-- start --
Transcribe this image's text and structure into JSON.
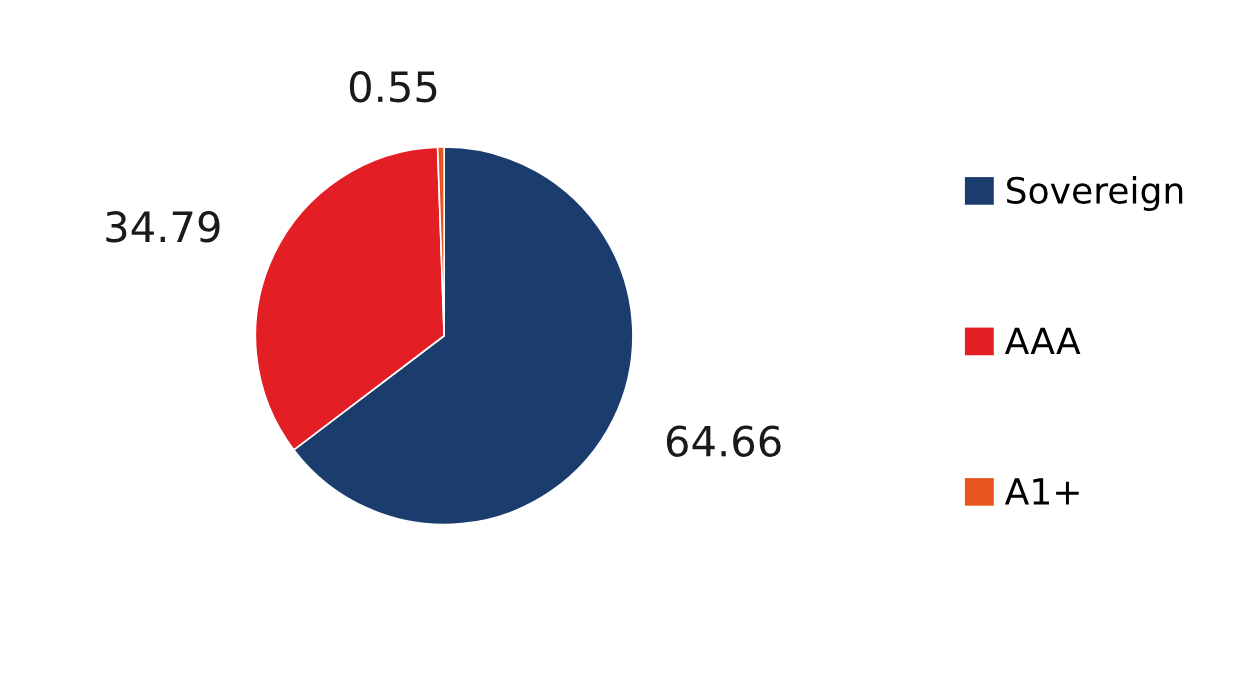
{
  "chart_data": {
    "type": "pie",
    "categories": [
      "Sovereign",
      "AAA",
      "A1+"
    ],
    "values": [
      64.66,
      34.79,
      0.55
    ],
    "colors": [
      "#1a3d6e",
      "#e31e24",
      "#e8551e"
    ],
    "data_labels": true,
    "legend": "right"
  }
}
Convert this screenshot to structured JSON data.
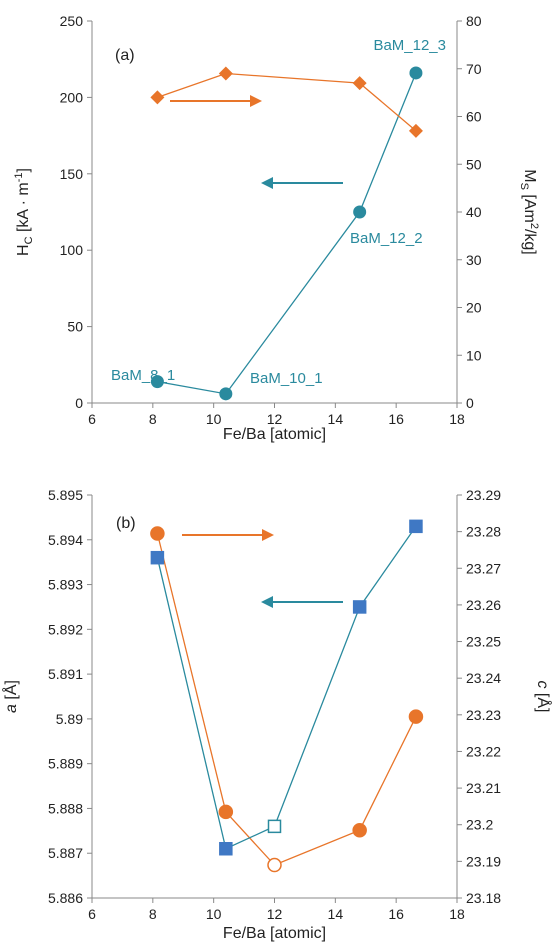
{
  "colors": {
    "teal": "#2a8a9e",
    "orange": "#e8752a",
    "blue": "#3f78c4",
    "axis": "#888888"
  },
  "chart_data": [
    {
      "type": "scatter",
      "panel_label": "(a)",
      "xlabel": "Fe/Ba [atomic]",
      "ylabel_left": "H_C [kA · m⁻¹]",
      "ylabel_right": "M_S [Am²/kg]",
      "xlim": [
        6,
        18
      ],
      "ylim_left": [
        0,
        250
      ],
      "ylim_right": [
        0,
        80
      ],
      "x_ticks": [
        "6",
        "8",
        "10",
        "12",
        "14",
        "16",
        "18"
      ],
      "y_left_ticks": [
        "0",
        "50",
        "100",
        "150",
        "200",
        "250"
      ],
      "y_right_ticks": [
        "0",
        "10",
        "20",
        "30",
        "40",
        "50",
        "60",
        "70",
        "80"
      ],
      "series": [
        {
          "axis": "left",
          "marker": "circle",
          "x": [
            8.15,
            10.4,
            14.8,
            16.65
          ],
          "y": [
            14,
            6,
            125,
            216
          ]
        },
        {
          "axis": "right",
          "marker": "diamond",
          "x": [
            8.15,
            10.4,
            14.8,
            16.65
          ],
          "y": [
            64,
            69,
            67,
            57
          ]
        }
      ],
      "annotations": [
        "BaM_8_1",
        "BaM_10_1",
        "BaM_12_2",
        "BaM_12_3"
      ]
    },
    {
      "type": "scatter",
      "panel_label": "(b)",
      "xlabel": "Fe/Ba [atomic]",
      "ylabel_left": "a [Å]",
      "ylabel_right": "c [Å]",
      "xlim": [
        6,
        18
      ],
      "ylim_left": [
        5.886,
        5.895
      ],
      "ylim_right": [
        23.18,
        23.29
      ],
      "x_ticks": [
        "6",
        "8",
        "10",
        "12",
        "14",
        "16",
        "18"
      ],
      "y_left_ticks": [
        "5.886",
        "5.887",
        "5.888",
        "5.889",
        "5.89",
        "5.891",
        "5.892",
        "5.893",
        "5.894",
        "5.895"
      ],
      "y_right_ticks": [
        "23.18",
        "23.19",
        "23.2",
        "23.21",
        "23.22",
        "23.23",
        "23.24",
        "23.25",
        "23.26",
        "23.27",
        "23.28",
        "23.29"
      ],
      "series": [
        {
          "axis": "left",
          "marker": "square",
          "x": [
            8.15,
            10.4,
            12.0,
            14.8,
            16.65
          ],
          "y": [
            5.8936,
            5.8871,
            5.8876,
            5.8925,
            5.8943
          ],
          "hollow": [
            false,
            false,
            true,
            false,
            false
          ]
        },
        {
          "axis": "right",
          "marker": "circle",
          "x": [
            8.15,
            10.4,
            12.0,
            14.8,
            16.65
          ],
          "y": [
            23.2795,
            23.2035,
            23.189,
            23.1985,
            23.2295
          ],
          "hollow": [
            false,
            false,
            true,
            false,
            false
          ]
        }
      ]
    }
  ]
}
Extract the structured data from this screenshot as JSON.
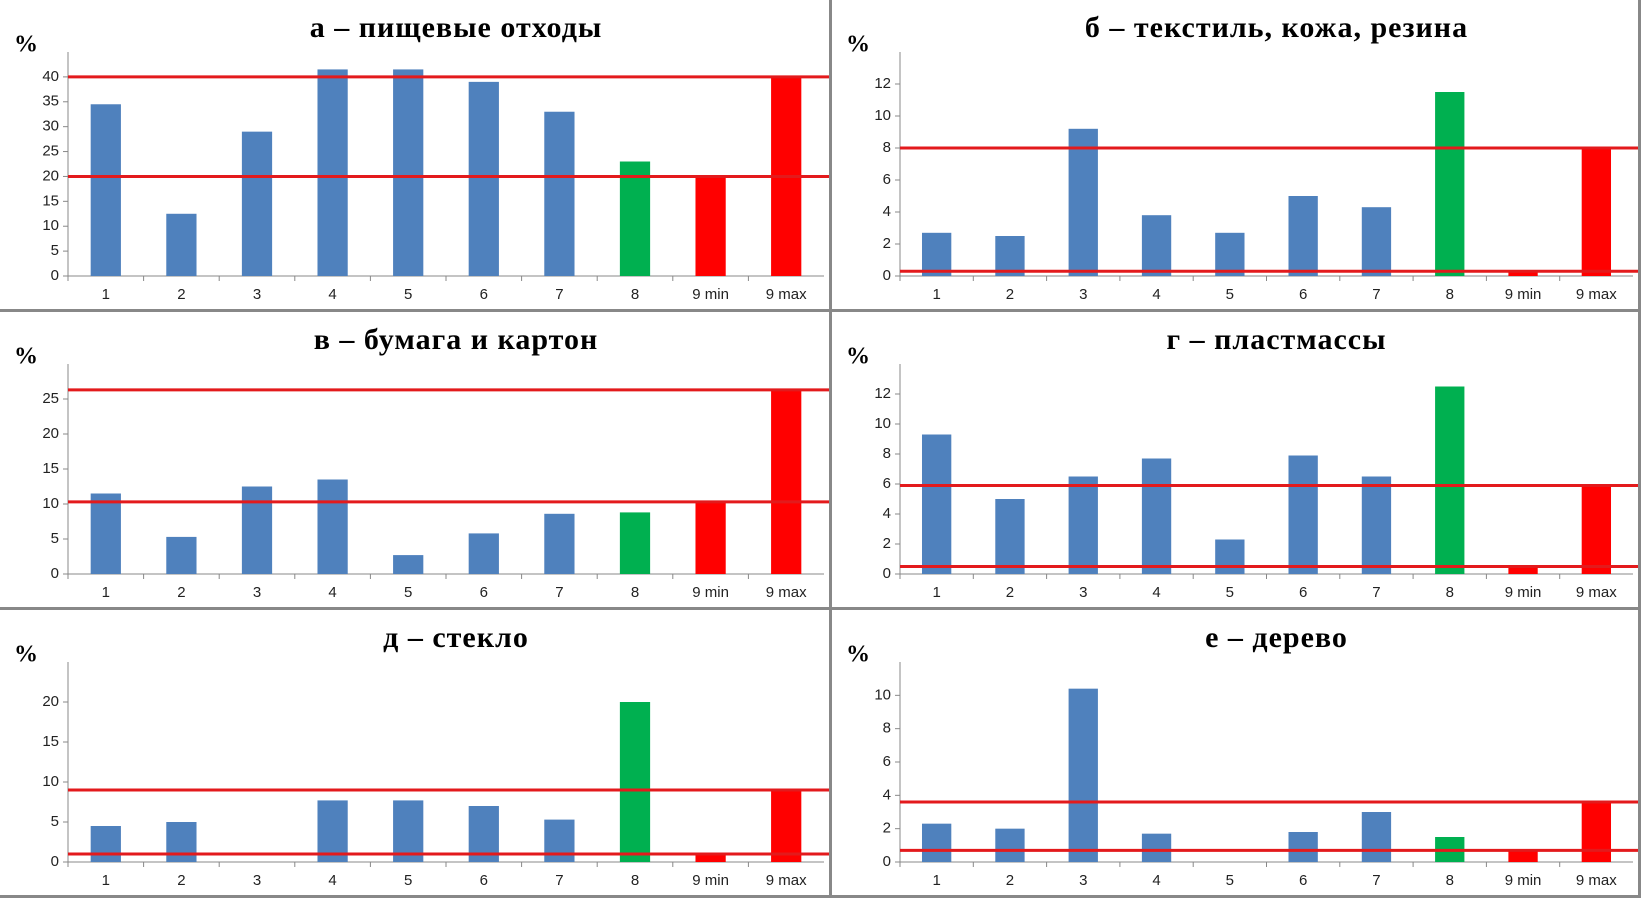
{
  "chart_data": [
    {
      "type": "bar",
      "title": "а – пищевые отходы",
      "ylabel": "%",
      "categories": [
        "1",
        "2",
        "3",
        "4",
        "5",
        "6",
        "7",
        "8",
        "9 min",
        "9 max"
      ],
      "values": [
        34.5,
        12.5,
        29,
        41.5,
        41.5,
        39,
        33,
        23,
        20,
        40
      ],
      "colors": [
        "#4f81bd",
        "#4f81bd",
        "#4f81bd",
        "#4f81bd",
        "#4f81bd",
        "#4f81bd",
        "#4f81bd",
        "#00b050",
        "#ff0000",
        "#ff0000"
      ],
      "ylim": [
        0,
        45
      ],
      "yticks": [
        0,
        5,
        10,
        15,
        20,
        25,
        30,
        35,
        40
      ],
      "reference_lines": [
        20,
        40
      ],
      "reference_color": "#e31a1c"
    },
    {
      "type": "bar",
      "title": "б – текстиль, кожа, резина",
      "ylabel": "%",
      "categories": [
        "1",
        "2",
        "3",
        "4",
        "5",
        "6",
        "7",
        "8",
        "9 min",
        "9 max"
      ],
      "values": [
        2.7,
        2.5,
        9.2,
        3.8,
        2.7,
        5,
        4.3,
        11.5,
        0.3,
        8
      ],
      "colors": [
        "#4f81bd",
        "#4f81bd",
        "#4f81bd",
        "#4f81bd",
        "#4f81bd",
        "#4f81bd",
        "#4f81bd",
        "#00b050",
        "#ff0000",
        "#ff0000"
      ],
      "ylim": [
        0,
        14
      ],
      "yticks": [
        0,
        2,
        4,
        6,
        8,
        10,
        12
      ],
      "reference_lines": [
        0.3,
        8
      ],
      "reference_color": "#e31a1c"
    },
    {
      "type": "bar",
      "title": "в – бумага и картон",
      "ylabel": "%",
      "categories": [
        "1",
        "2",
        "3",
        "4",
        "5",
        "6",
        "7",
        "8",
        "9 min",
        "9 max"
      ],
      "values": [
        11.5,
        5.3,
        12.5,
        13.5,
        2.7,
        5.8,
        8.6,
        8.8,
        10.3,
        26.3
      ],
      "colors": [
        "#4f81bd",
        "#4f81bd",
        "#4f81bd",
        "#4f81bd",
        "#4f81bd",
        "#4f81bd",
        "#4f81bd",
        "#00b050",
        "#ff0000",
        "#ff0000"
      ],
      "ylim": [
        0,
        30
      ],
      "yticks": [
        0,
        5,
        10,
        15,
        20,
        25
      ],
      "reference_lines": [
        10.3,
        26.3
      ],
      "reference_color": "#e31a1c"
    },
    {
      "type": "bar",
      "title": "г – пластмассы",
      "ylabel": "%",
      "categories": [
        "1",
        "2",
        "3",
        "4",
        "5",
        "6",
        "7",
        "8",
        "9 min",
        "9 max"
      ],
      "values": [
        9.3,
        5,
        6.5,
        7.7,
        2.3,
        7.9,
        6.5,
        12.5,
        0.5,
        5.9
      ],
      "colors": [
        "#4f81bd",
        "#4f81bd",
        "#4f81bd",
        "#4f81bd",
        "#4f81bd",
        "#4f81bd",
        "#4f81bd",
        "#00b050",
        "#ff0000",
        "#ff0000"
      ],
      "ylim": [
        0,
        14
      ],
      "yticks": [
        0,
        2,
        4,
        6,
        8,
        10,
        12
      ],
      "reference_lines": [
        0.5,
        5.9
      ],
      "reference_color": "#e31a1c"
    },
    {
      "type": "bar",
      "title": "д – стекло",
      "ylabel": "%",
      "categories": [
        "1",
        "2",
        "3",
        "4",
        "5",
        "6",
        "7",
        "8",
        "9 min",
        "9 max"
      ],
      "values": [
        4.5,
        5,
        0,
        7.7,
        7.7,
        7,
        5.3,
        20,
        1,
        9
      ],
      "colors": [
        "#4f81bd",
        "#4f81bd",
        "#4f81bd",
        "#4f81bd",
        "#4f81bd",
        "#4f81bd",
        "#4f81bd",
        "#00b050",
        "#ff0000",
        "#ff0000"
      ],
      "ylim": [
        0,
        25
      ],
      "yticks": [
        0,
        5,
        10,
        15,
        20
      ],
      "reference_lines": [
        1,
        9
      ],
      "reference_color": "#e31a1c"
    },
    {
      "type": "bar",
      "title": "е – дерево",
      "ylabel": "%",
      "categories": [
        "1",
        "2",
        "3",
        "4",
        "5",
        "6",
        "7",
        "8",
        "9 min",
        "9 max"
      ],
      "values": [
        2.3,
        2,
        10.4,
        1.7,
        0,
        1.8,
        3,
        1.5,
        0.7,
        3.6
      ],
      "colors": [
        "#4f81bd",
        "#4f81bd",
        "#4f81bd",
        "#4f81bd",
        "#4f81bd",
        "#4f81bd",
        "#4f81bd",
        "#00b050",
        "#ff0000",
        "#ff0000"
      ],
      "ylim": [
        0,
        12
      ],
      "yticks": [
        0,
        2,
        4,
        6,
        8,
        10
      ],
      "reference_lines": [
        0.7,
        3.6
      ],
      "reference_color": "#e31a1c"
    }
  ]
}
-- end --
TO BE DONE:
Give the count of lines holding the word "marker", with no other words.

SOLUTION:
4